[TASK DETAILS]: Count how many lines below include the string "Paris", and give that number without anything else.

[EXTRACTED RECORDS]:
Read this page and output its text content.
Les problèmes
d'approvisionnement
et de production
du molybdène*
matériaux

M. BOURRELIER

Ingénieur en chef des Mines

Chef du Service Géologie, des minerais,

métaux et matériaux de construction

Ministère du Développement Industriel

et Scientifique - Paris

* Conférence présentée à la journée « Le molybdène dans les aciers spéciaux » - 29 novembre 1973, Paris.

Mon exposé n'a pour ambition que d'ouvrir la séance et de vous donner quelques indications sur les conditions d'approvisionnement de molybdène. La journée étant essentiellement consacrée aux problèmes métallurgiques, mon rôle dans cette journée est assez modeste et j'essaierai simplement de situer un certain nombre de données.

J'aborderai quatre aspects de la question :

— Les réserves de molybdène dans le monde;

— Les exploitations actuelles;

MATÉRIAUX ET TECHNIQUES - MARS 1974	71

[IN RESPONSE]: 2